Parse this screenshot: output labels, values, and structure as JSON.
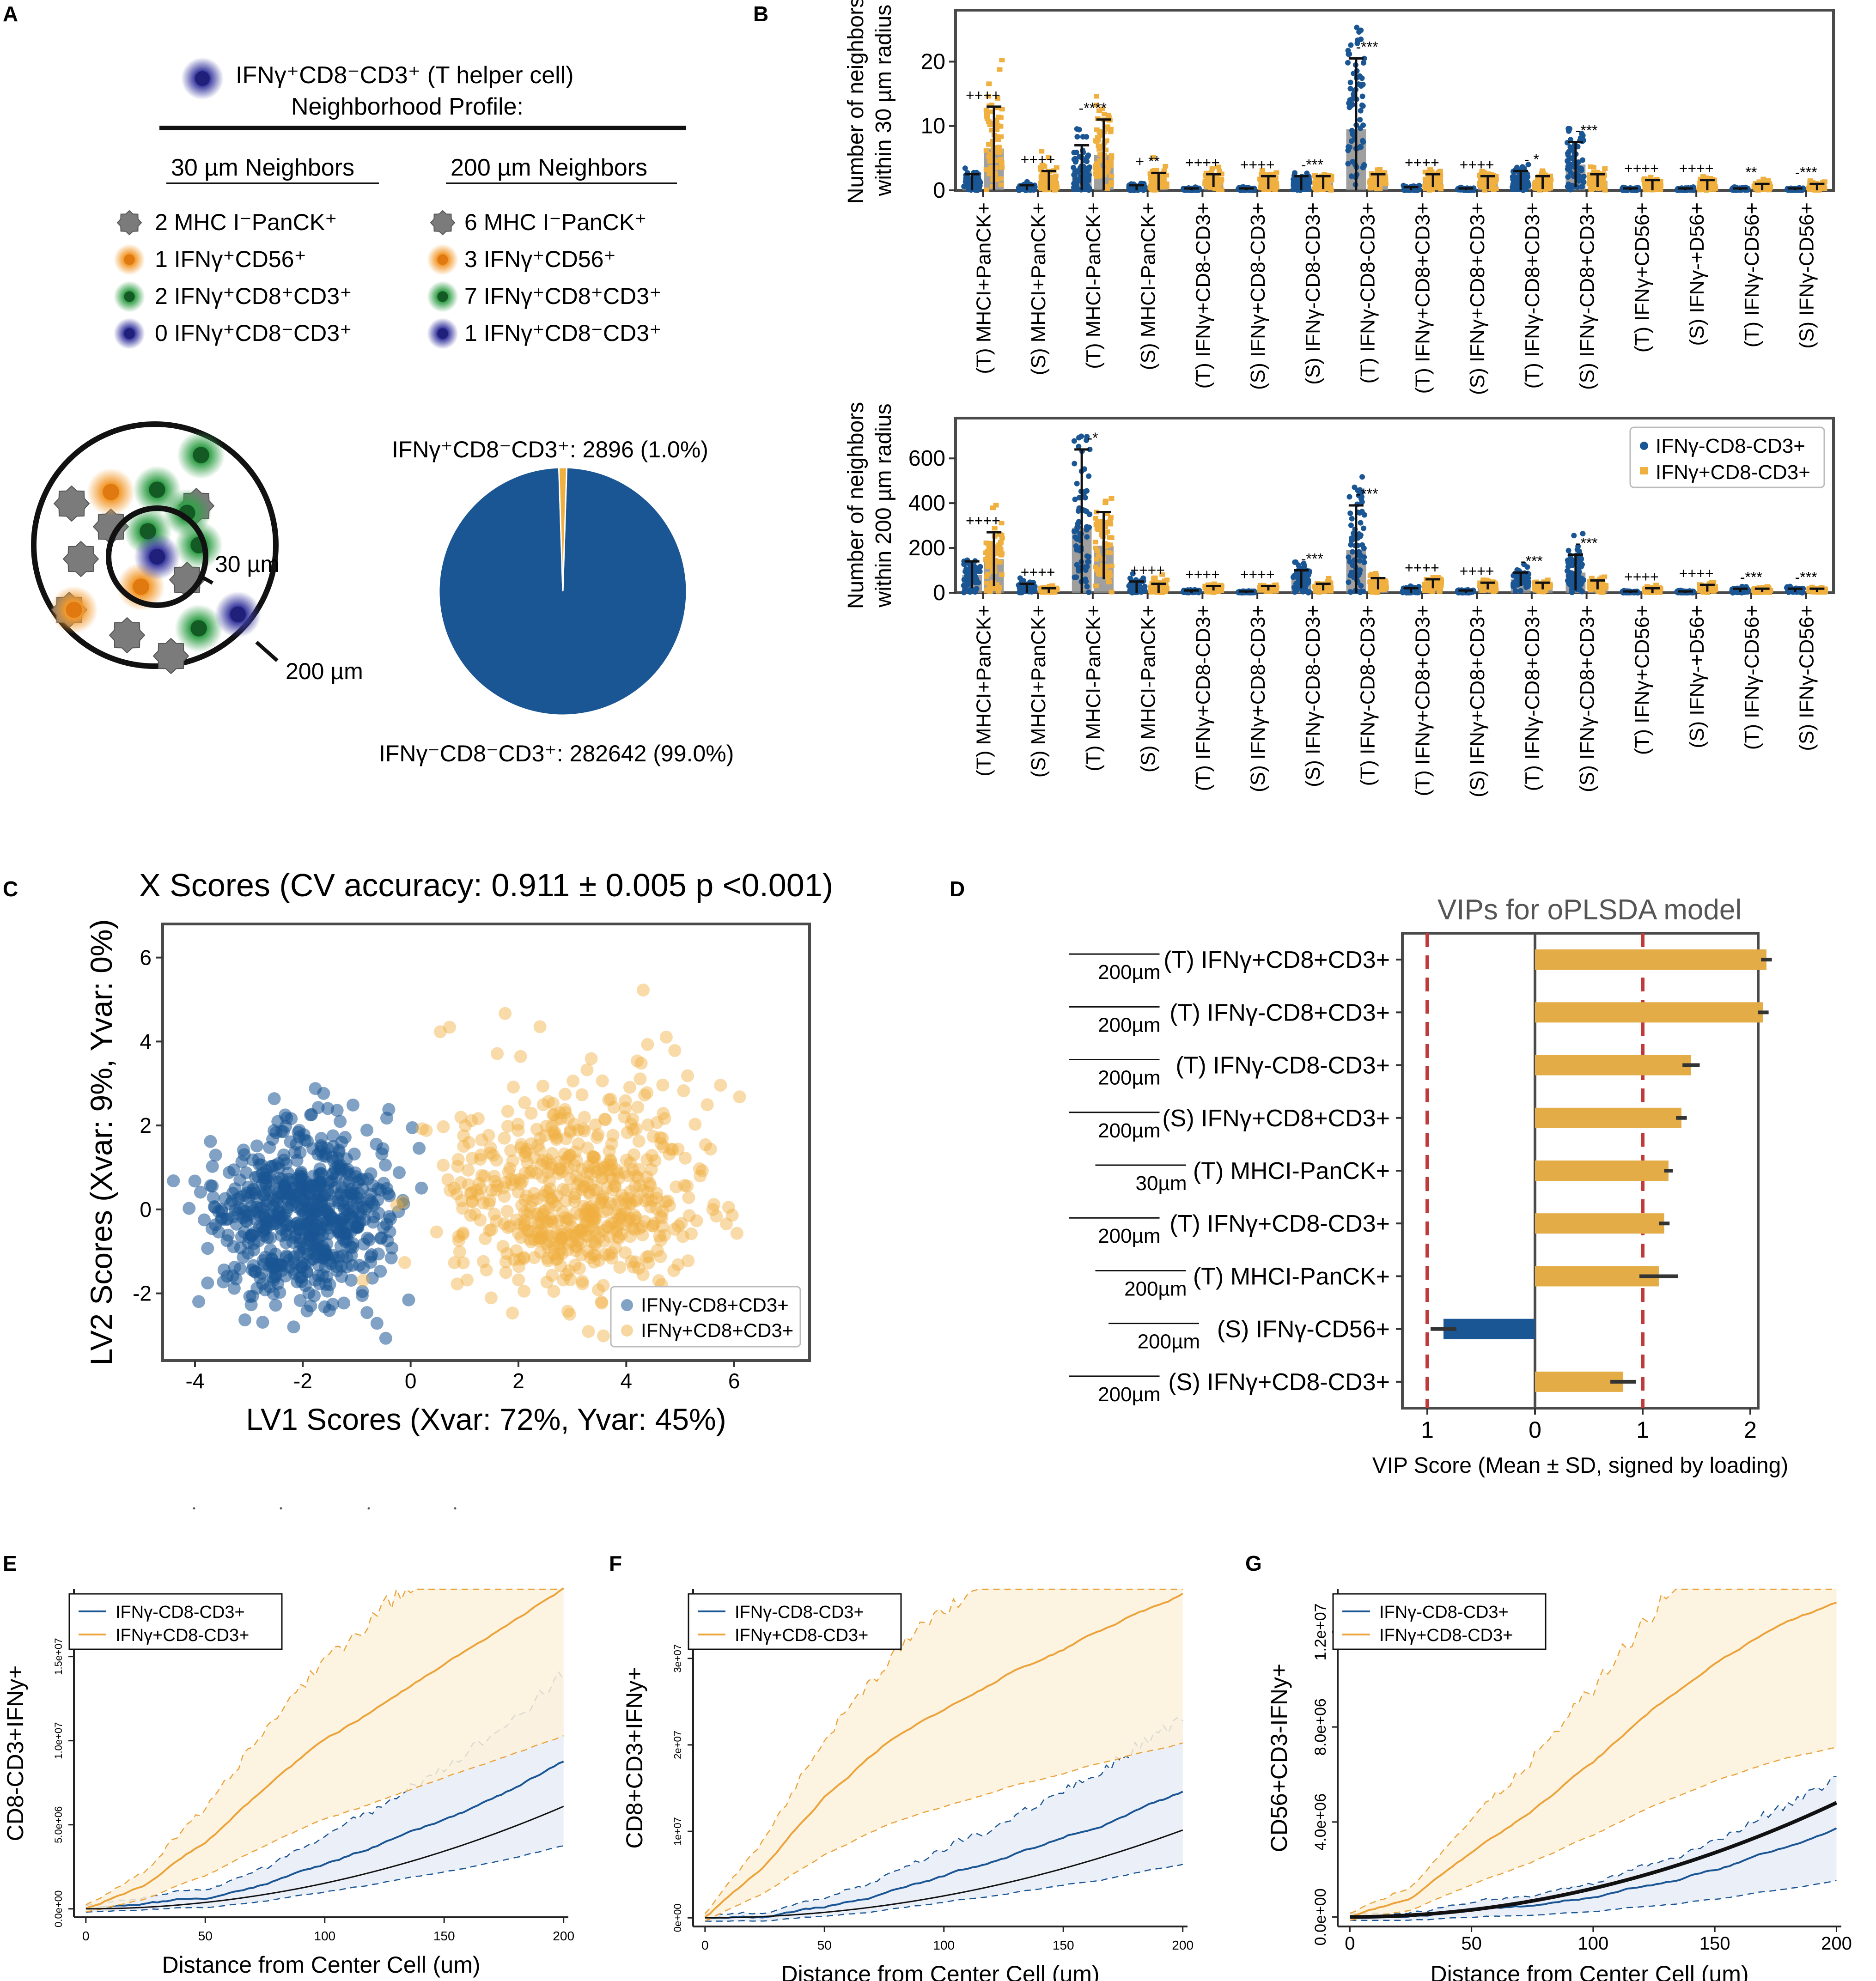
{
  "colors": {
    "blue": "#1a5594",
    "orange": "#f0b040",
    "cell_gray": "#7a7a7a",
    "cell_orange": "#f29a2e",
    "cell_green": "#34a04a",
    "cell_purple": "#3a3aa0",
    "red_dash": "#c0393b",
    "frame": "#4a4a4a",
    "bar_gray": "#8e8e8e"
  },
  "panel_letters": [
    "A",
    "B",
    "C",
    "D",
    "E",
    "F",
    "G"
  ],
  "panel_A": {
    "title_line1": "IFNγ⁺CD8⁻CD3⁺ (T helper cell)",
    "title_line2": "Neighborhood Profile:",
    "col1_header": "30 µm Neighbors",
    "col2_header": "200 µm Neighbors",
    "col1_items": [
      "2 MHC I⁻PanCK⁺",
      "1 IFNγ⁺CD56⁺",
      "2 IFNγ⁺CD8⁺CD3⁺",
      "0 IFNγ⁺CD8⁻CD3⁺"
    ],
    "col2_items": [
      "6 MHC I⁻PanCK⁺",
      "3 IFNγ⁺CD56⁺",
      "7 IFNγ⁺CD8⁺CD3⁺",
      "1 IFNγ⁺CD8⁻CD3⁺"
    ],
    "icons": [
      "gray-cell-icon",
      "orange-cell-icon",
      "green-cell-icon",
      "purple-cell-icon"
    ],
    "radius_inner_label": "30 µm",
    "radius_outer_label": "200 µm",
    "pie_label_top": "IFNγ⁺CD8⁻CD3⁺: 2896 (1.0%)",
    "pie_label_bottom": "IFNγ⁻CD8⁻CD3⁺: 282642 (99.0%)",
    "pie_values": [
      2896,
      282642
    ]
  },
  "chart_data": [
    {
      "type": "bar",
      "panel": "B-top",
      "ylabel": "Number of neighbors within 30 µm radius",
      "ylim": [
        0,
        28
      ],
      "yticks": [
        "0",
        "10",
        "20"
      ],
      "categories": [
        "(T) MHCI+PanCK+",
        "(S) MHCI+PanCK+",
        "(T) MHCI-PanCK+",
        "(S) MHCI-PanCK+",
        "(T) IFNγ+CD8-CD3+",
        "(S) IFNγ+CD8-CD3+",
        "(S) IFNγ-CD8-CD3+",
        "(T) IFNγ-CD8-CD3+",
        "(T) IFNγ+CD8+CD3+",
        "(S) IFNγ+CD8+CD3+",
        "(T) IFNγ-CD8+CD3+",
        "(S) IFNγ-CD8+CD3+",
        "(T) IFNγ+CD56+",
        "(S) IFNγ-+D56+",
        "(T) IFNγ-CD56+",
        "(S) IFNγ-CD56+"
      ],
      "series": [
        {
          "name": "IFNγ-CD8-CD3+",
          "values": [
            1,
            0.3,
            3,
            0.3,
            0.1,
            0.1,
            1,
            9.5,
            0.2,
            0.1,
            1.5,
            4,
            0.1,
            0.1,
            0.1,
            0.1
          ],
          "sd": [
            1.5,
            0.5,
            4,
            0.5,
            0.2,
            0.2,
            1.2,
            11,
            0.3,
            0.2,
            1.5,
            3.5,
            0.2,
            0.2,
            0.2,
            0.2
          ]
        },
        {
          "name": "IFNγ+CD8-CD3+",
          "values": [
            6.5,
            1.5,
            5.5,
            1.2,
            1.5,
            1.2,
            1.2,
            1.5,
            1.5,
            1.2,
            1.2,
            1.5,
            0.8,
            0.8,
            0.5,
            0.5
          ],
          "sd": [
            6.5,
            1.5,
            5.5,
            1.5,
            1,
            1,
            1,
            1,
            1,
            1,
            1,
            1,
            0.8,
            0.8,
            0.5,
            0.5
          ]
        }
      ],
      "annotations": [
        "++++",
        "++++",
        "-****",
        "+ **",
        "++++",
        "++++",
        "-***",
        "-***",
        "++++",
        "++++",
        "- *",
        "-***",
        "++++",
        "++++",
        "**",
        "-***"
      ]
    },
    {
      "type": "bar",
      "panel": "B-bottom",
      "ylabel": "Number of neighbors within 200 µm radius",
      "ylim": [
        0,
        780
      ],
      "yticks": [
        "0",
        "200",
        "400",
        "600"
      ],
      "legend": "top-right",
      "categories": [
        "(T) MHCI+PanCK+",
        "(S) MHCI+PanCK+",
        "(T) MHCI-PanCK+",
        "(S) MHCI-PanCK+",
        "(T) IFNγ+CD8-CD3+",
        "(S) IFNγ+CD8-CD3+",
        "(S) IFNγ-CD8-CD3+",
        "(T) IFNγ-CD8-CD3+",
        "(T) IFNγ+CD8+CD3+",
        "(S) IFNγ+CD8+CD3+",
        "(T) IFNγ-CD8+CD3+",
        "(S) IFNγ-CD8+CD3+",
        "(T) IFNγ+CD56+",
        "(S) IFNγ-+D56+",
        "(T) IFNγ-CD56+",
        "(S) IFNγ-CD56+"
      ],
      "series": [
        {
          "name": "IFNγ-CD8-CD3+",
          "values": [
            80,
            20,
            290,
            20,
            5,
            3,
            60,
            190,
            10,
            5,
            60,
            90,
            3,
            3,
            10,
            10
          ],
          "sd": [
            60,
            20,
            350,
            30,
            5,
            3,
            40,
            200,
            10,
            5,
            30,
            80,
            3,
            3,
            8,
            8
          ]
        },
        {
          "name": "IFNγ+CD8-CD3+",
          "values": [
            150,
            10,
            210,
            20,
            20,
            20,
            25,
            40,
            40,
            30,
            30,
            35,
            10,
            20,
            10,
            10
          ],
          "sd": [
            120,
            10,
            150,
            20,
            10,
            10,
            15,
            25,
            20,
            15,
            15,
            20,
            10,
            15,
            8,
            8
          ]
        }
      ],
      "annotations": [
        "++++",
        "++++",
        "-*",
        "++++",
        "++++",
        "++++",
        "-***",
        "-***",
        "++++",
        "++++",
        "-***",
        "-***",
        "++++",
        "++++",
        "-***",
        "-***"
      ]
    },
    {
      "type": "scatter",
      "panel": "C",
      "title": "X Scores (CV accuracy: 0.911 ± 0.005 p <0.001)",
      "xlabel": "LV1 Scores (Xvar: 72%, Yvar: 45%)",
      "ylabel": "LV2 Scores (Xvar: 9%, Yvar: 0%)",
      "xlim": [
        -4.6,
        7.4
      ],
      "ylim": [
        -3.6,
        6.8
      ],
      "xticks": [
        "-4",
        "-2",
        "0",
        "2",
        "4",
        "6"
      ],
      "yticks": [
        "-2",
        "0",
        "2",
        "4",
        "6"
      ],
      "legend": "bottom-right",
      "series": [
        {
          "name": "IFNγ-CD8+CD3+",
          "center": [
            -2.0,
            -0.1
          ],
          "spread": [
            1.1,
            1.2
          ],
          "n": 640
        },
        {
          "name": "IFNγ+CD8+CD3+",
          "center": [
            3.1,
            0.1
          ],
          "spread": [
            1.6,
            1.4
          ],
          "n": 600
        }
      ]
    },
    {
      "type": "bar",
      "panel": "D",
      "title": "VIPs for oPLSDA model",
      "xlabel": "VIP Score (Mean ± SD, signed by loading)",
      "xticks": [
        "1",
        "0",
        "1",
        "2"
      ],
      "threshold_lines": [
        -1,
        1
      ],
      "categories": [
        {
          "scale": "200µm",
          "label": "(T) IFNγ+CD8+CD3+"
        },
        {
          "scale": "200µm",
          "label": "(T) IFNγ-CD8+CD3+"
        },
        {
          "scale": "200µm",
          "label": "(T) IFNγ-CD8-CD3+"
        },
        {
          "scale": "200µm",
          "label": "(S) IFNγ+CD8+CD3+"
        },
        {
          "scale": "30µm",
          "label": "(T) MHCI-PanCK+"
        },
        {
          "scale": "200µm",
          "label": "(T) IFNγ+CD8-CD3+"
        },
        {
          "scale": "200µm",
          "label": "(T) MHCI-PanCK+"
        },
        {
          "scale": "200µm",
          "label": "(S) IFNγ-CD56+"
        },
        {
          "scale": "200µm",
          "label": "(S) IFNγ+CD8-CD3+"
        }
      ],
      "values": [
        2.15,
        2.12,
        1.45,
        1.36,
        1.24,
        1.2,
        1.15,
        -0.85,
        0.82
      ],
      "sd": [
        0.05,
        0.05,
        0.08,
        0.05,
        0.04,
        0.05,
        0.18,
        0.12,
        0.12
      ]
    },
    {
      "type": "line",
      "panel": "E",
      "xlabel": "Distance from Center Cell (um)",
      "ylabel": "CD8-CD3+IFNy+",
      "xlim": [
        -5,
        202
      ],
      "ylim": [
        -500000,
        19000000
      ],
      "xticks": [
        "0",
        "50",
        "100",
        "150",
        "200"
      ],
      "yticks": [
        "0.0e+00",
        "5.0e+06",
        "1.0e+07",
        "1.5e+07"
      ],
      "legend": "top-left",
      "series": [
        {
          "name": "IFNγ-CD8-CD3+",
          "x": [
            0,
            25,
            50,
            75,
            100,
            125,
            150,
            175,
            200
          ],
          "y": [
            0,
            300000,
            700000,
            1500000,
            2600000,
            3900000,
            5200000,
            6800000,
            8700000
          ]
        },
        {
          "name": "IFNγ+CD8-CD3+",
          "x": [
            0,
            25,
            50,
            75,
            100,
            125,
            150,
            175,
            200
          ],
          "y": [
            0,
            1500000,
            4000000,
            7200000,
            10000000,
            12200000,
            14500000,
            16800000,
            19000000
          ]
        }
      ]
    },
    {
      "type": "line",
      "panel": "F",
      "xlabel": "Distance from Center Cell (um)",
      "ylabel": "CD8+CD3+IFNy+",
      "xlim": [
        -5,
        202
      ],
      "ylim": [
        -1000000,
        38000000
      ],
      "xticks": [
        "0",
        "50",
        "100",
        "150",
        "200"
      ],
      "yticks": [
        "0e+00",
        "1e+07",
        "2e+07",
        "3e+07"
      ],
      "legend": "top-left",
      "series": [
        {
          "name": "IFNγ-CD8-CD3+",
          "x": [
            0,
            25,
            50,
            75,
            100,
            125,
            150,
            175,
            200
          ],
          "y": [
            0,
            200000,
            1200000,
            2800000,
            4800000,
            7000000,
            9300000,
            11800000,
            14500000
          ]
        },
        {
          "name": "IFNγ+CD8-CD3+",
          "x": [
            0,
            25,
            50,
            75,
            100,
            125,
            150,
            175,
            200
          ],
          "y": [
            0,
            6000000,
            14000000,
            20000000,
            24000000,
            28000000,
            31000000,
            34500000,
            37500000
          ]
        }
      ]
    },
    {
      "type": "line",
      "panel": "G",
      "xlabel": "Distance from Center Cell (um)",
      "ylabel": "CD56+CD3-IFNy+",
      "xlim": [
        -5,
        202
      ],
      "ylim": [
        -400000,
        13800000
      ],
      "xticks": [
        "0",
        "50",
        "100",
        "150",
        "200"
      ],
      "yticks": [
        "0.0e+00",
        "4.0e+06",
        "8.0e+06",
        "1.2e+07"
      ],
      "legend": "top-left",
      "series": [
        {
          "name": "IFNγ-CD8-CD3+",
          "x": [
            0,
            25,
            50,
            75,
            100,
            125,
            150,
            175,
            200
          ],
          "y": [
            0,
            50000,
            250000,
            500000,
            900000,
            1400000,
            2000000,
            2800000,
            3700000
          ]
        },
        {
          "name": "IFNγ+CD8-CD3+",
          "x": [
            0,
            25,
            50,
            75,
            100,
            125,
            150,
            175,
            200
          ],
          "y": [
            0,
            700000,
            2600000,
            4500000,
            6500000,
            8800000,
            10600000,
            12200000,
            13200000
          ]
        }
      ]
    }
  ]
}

+++

EXERCISE DESCRIPTION » Look through the entries above and list every line containing "Number".

COMPLETE ANSWER »
      "ylabel": "Number of neighbors within 30 µm radius",
      "ylabel": "Number of neighbors within 200 µm radius",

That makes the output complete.